— Aim of the task —
Find how many lines contain the word "text" and state that number alone.

— Data shown —

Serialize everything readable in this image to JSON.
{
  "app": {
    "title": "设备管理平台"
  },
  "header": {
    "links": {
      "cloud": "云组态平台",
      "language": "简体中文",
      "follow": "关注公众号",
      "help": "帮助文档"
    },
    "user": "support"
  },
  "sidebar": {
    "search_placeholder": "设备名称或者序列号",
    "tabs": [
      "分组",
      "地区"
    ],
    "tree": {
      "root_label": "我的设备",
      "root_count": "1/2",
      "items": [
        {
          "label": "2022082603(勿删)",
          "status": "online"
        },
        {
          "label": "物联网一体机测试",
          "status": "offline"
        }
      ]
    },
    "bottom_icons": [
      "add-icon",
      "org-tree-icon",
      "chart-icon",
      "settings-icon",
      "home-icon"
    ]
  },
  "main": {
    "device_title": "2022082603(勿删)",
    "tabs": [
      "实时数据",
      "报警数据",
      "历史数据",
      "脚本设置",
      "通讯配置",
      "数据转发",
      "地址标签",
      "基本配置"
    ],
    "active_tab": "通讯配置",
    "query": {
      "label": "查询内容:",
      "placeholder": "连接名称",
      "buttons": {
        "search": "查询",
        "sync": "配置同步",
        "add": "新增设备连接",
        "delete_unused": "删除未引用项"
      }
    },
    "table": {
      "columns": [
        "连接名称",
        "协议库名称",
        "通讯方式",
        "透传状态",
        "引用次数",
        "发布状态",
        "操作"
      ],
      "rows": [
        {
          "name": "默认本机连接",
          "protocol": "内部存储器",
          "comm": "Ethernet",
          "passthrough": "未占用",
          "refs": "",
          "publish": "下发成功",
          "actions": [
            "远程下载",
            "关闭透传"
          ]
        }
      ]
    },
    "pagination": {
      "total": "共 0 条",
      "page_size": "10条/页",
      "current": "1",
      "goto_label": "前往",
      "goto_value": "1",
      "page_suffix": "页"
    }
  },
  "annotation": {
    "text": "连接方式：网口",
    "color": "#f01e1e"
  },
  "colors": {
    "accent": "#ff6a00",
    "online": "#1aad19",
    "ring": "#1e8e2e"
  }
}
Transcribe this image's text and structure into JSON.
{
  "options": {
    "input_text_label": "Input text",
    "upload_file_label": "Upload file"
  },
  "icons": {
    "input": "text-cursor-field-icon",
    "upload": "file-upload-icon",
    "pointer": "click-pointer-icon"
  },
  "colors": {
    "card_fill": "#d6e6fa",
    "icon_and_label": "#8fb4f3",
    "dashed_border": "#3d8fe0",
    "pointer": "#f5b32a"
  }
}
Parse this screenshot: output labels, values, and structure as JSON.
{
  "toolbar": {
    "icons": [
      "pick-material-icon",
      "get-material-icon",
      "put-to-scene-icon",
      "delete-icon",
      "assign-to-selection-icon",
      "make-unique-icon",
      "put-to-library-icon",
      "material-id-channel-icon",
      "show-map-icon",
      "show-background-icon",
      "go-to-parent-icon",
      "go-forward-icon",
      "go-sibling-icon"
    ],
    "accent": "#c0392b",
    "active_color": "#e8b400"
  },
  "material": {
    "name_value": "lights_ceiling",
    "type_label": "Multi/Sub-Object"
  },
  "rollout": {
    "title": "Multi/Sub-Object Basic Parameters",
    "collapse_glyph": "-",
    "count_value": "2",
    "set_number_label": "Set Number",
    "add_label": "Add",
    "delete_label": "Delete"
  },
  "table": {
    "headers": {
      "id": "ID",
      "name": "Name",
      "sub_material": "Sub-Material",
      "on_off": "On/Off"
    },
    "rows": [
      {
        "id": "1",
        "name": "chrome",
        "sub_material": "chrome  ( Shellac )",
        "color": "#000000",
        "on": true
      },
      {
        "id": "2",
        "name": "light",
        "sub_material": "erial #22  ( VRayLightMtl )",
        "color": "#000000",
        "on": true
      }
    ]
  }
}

— Solution to this task —
4